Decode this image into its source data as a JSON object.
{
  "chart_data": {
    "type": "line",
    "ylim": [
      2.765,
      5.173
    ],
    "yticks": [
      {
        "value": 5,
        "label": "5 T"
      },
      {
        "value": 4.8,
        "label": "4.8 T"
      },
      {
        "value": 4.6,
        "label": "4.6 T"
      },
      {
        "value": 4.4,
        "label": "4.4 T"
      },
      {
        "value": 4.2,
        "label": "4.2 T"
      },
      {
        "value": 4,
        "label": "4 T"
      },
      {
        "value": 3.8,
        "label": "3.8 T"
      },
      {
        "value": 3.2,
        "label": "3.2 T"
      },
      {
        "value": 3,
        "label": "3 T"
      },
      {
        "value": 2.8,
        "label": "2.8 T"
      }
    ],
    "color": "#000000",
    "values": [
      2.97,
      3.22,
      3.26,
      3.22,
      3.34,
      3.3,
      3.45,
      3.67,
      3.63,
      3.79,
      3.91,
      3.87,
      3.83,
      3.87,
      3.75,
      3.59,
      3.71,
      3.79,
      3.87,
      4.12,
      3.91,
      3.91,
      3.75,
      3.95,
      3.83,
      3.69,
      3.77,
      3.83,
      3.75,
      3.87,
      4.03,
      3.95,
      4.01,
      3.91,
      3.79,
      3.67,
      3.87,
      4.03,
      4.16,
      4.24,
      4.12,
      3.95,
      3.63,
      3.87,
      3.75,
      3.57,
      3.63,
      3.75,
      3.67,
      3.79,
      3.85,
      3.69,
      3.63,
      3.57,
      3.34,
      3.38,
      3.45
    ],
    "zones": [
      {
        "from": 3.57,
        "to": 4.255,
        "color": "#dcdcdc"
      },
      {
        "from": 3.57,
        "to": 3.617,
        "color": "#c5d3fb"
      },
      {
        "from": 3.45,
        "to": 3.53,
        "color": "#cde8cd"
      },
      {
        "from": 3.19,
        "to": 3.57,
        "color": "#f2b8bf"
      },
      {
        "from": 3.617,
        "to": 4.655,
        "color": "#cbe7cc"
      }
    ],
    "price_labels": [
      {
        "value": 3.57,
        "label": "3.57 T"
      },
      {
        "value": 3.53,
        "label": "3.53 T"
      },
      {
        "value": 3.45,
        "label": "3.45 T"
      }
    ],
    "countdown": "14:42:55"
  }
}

○ ○ ○

## What you have to do
Make an exact copy of the records.

## Complete output
Decode this image into its source data as a JSON object.
{
  "chart_data": {
    "type": "line",
    "ylim": [
      2.765,
      5.173
    ],
    "yticks": [
      {
        "value": 5,
        "label": "5 T"
      },
      {
        "value": 4.8,
        "label": "4.8 T"
      },
      {
        "value": 4.6,
        "label": "4.6 T"
      },
      {
        "value": 4.4,
        "label": "4.4 T"
      },
      {
        "value": 4.2,
        "label": "4.2 T"
      },
      {
        "value": 4,
        "label": "4 T"
      },
      {
        "value": 3.8,
        "label": "3.8 T"
      },
      {
        "value": 3.2,
        "label": "3.2 T"
      },
      {
        "value": 3,
        "label": "3 T"
      },
      {
        "value": 2.8,
        "label": "2.8 T"
      }
    ],
    "color": "#000000",
    "values": [
      2.97,
      3.22,
      3.26,
      3.22,
      3.34,
      3.3,
      3.45,
      3.67,
      3.63,
      3.79,
      3.91,
      3.87,
      3.83,
      3.87,
      3.75,
      3.59,
      3.71,
      3.79,
      3.87,
      4.12,
      3.91,
      3.91,
      3.75,
      3.95,
      3.83,
      3.69,
      3.77,
      3.83,
      3.75,
      3.87,
      4.03,
      3.95,
      4.01,
      3.91,
      3.79,
      3.67,
      3.87,
      4.03,
      4.16,
      4.24,
      4.12,
      3.95,
      3.63,
      3.87,
      3.75,
      3.57,
      3.63,
      3.75,
      3.67,
      3.79,
      3.85,
      3.69,
      3.63,
      3.57,
      3.34,
      3.38,
      3.45
    ],
    "zones": [
      {
        "from": 3.57,
        "to": 4.255,
        "color": "#dcdcdc"
      },
      {
        "from": 3.57,
        "to": 3.617,
        "color": "#c5d3fb"
      },
      {
        "from": 3.45,
        "to": 3.53,
        "color": "#cde8cd"
      },
      {
        "from": 3.19,
        "to": 3.57,
        "color": "#f2b8bf"
      },
      {
        "from": 3.617,
        "to": 4.655,
        "color": "#cbe7cc"
      }
    ],
    "price_labels": [
      {
        "value": 3.57,
        "label": "3.57 T"
      },
      {
        "value": 3.53,
        "label": "3.53 T"
      },
      {
        "value": 3.45,
        "label": "3.45 T"
      }
    ],
    "countdown": "14:42:55"
  }
}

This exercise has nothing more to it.